→ **Aim of the exercise**:
Write out nothing but the lines from the one containing "Extract the chart's" through the last line below, both included, and without the pictures.

→ **Stored records**:
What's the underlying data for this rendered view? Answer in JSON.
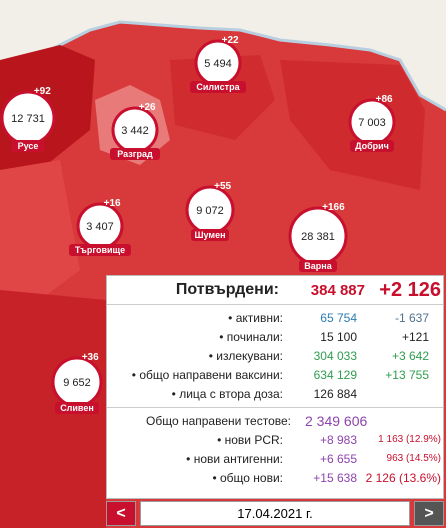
{
  "map": {
    "regions": [
      {
        "name": "Русе",
        "total": "12 731",
        "new": "+92"
      },
      {
        "name": "Разград",
        "total": "3 442",
        "new": "+26"
      },
      {
        "name": "Силистра",
        "total": "5 494",
        "new": "+22"
      },
      {
        "name": "Добрич",
        "total": "7 003",
        "new": "+86"
      },
      {
        "name": "Търговище",
        "total": "3 407",
        "new": "+16"
      },
      {
        "name": "Шумен",
        "total": "9 072",
        "new": "+55"
      },
      {
        "name": "Варна",
        "total": "28 381",
        "new": "+166"
      },
      {
        "name": "Сливен",
        "total": "9 652",
        "new": "+36"
      }
    ]
  },
  "panel": {
    "confirmed": {
      "label": "Потвърдени:",
      "total": "384 887",
      "new": "+2 126"
    },
    "rows": [
      {
        "label": "• активни:",
        "value": "65 754",
        "change": "-1 637"
      },
      {
        "label": "• починали:",
        "value": "15 100",
        "change": "+121"
      },
      {
        "label": "• излекувани:",
        "value": "304 033",
        "change": "+3 642"
      },
      {
        "label": "• общо направени ваксини:",
        "value": "634 129",
        "change": "+13 755"
      },
      {
        "label": "• лица с втора доза:",
        "value": "126 884"
      }
    ],
    "tests": {
      "label": "Общо направени тестове:",
      "total": "2 349 606"
    },
    "test_rows": [
      {
        "label": "• нови PCR:",
        "value": "+8 983",
        "positive": "1 163 (12.9%)"
      },
      {
        "label": "• нови антигенни:",
        "value": "+6 655",
        "positive": "963 (14.5%)"
      },
      {
        "label": "• общо нови:",
        "value": "+15 638",
        "positive": "2 126 (13.6%)"
      }
    ]
  },
  "nav": {
    "prev": "<",
    "date": "17.04.2021 г.",
    "next": ">"
  }
}
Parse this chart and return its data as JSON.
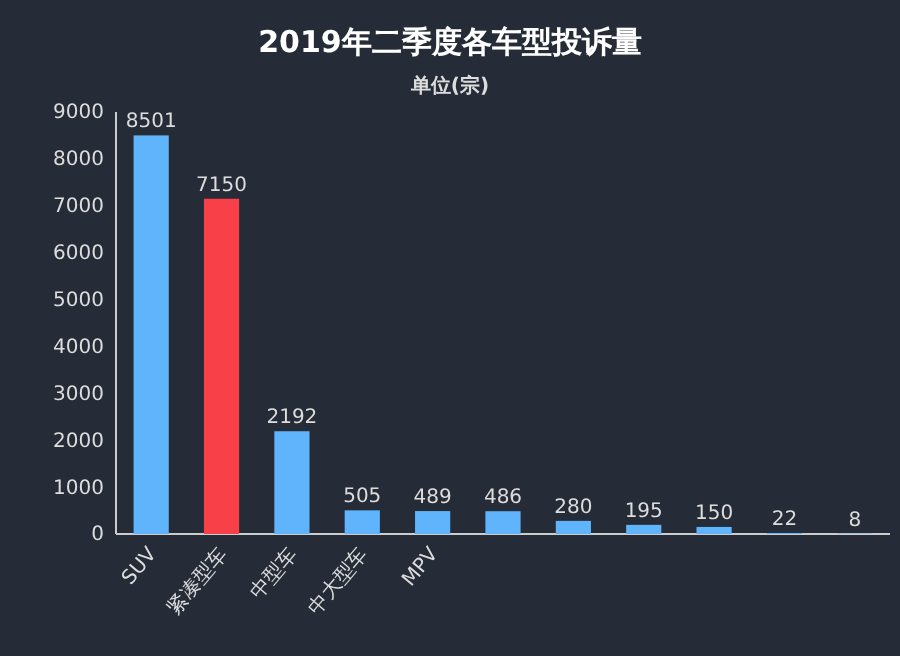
{
  "chart_data": {
    "type": "bar",
    "title": "2019年二季度各车型投诉量",
    "subtitle": "单位(宗)",
    "categories": [
      "SUV",
      "紧凑型车",
      "中型车",
      "中大型车",
      "MPV",
      null,
      null,
      null,
      null,
      null,
      null
    ],
    "values": [
      8501,
      7150,
      2192,
      505,
      489,
      486,
      280,
      195,
      150,
      22,
      8
    ],
    "colors": [
      "#5fb4fb",
      "#f74047",
      "#5fb4fb",
      "#5fb4fb",
      "#5fb4fb",
      "#5fb4fb",
      "#5fb4fb",
      "#5fb4fb",
      "#5fb4fb",
      "#5fb4fb",
      "#5fb4fb"
    ],
    "ylim": [
      0,
      9000
    ],
    "yticks": [
      0,
      1000,
      2000,
      3000,
      4000,
      5000,
      6000,
      7000,
      8000,
      9000
    ],
    "grid": false,
    "data_labels": true
  }
}
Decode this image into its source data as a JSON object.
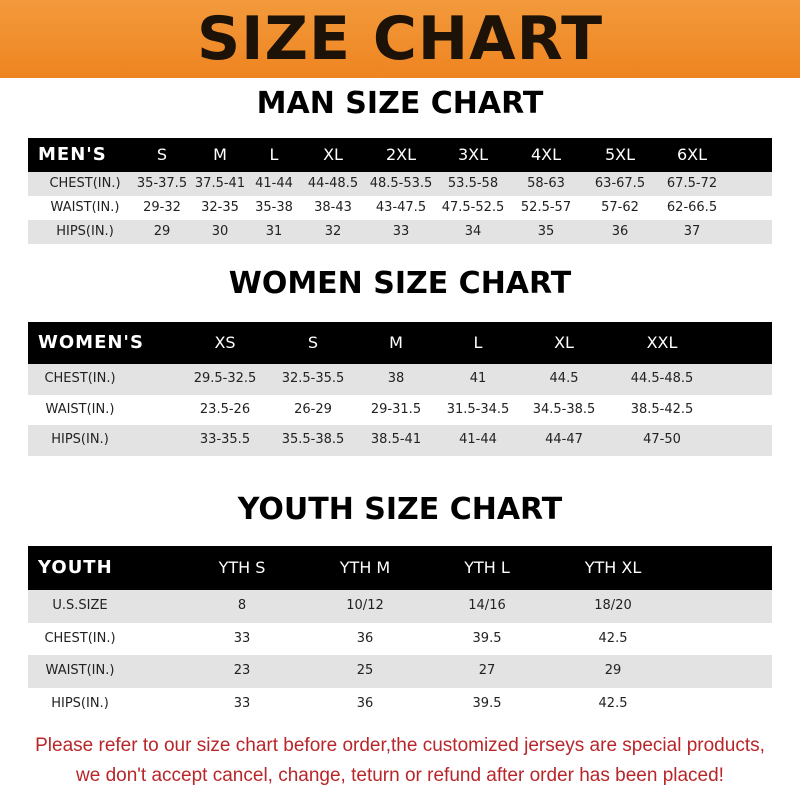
{
  "header": {
    "title": "SIZE CHART"
  },
  "tables": [
    {
      "title": "MAN SIZE CHART",
      "header": [
        "MEN'S",
        "S",
        "M",
        "L",
        "XL",
        "2XL",
        "3XL",
        "4XL",
        "5XL",
        "6XL"
      ],
      "rows": [
        [
          "CHEST(IN.)",
          "35-37.5",
          "37.5-41",
          "41-44",
          "44-48.5",
          "48.5-53.5",
          "53.5-58",
          "58-63",
          "63-67.5",
          "67.5-72"
        ],
        [
          "WAIST(IN.)",
          "29-32",
          "32-35",
          "35-38",
          "38-43",
          "43-47.5",
          "47.5-52.5",
          "52.5-57",
          "57-62",
          "62-66.5"
        ],
        [
          "HIPS(IN.)",
          "29",
          "30",
          "31",
          "32",
          "33",
          "34",
          "35",
          "36",
          "37"
        ]
      ]
    },
    {
      "title": "WOMEN SIZE CHART",
      "header": [
        "WOMEN'S",
        "XS",
        "S",
        "M",
        "L",
        "XL",
        "XXL"
      ],
      "rows": [
        [
          "CHEST(IN.)",
          "29.5-32.5",
          "32.5-35.5",
          "38",
          "41",
          "44.5",
          "44.5-48.5"
        ],
        [
          "WAIST(IN.)",
          "23.5-26",
          "26-29",
          "29-31.5",
          "31.5-34.5",
          "34.5-38.5",
          "38.5-42.5"
        ],
        [
          "HIPS(IN.)",
          "33-35.5",
          "35.5-38.5",
          "38.5-41",
          "41-44",
          "44-47",
          "47-50"
        ]
      ]
    },
    {
      "title": "YOUTH SIZE CHART",
      "header": [
        "YOUTH",
        "YTH S",
        "YTH M",
        "YTH L",
        "YTH XL"
      ],
      "rows": [
        [
          "U.S.SIZE",
          "8",
          "10/12",
          "14/16",
          "18/20"
        ],
        [
          "CHEST(IN.)",
          "33",
          "36",
          "39.5",
          "42.5"
        ],
        [
          "WAIST(IN.)",
          "23",
          "25",
          "27",
          "29"
        ],
        [
          "HIPS(IN.)",
          "33",
          "36",
          "39.5",
          "42.5"
        ]
      ]
    }
  ],
  "note": [
    "Please refer to our size chart before order,the customized jerseys are special products,",
    "we don't accept cancel, change, teturn or refund after order has been placed!"
  ]
}
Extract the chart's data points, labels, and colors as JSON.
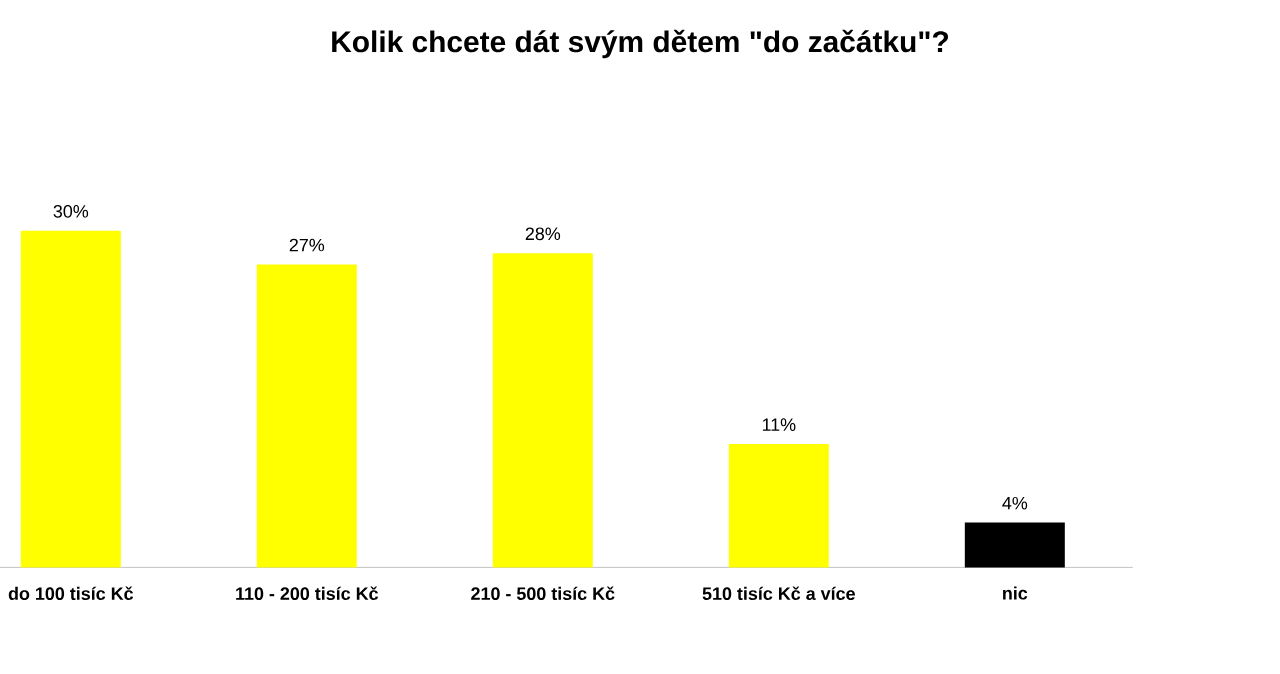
{
  "chart_data": {
    "type": "bar",
    "title": "Kolik chcete dát svým dětem \"do začátku\"?",
    "categories": [
      "do 100 tisíc Kč",
      "110 - 200 tisíc Kč",
      "210 - 500 tisíc Kč",
      "510 tisíc Kč a více",
      "nic"
    ],
    "values": [
      30,
      27,
      28,
      11,
      4
    ],
    "colors": [
      "#ffff00",
      "#ffff00",
      "#ffff00",
      "#ffff00",
      "#000000"
    ],
    "value_labels": [
      "30%",
      "27%",
      "28%",
      "11%",
      "4%"
    ]
  }
}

→ **Complete output**:
Extract the chart's data points, labels, and colors as JSON.
{
  "chart_data": {
    "type": "bar",
    "title": "Kolik chcete dát svým dětem \"do začátku\"?",
    "categories": [
      "do 100 tisíc Kč",
      "110 - 200 tisíc Kč",
      "210 - 500 tisíc Kč",
      "510 tisíc Kč a více",
      "nic"
    ],
    "values": [
      30,
      27,
      28,
      11,
      4
    ],
    "colors": [
      "#ffff00",
      "#ffff00",
      "#ffff00",
      "#ffff00",
      "#000000"
    ],
    "value_labels": [
      "30%",
      "27%",
      "28%",
      "11%",
      "4%"
    ]
  }
}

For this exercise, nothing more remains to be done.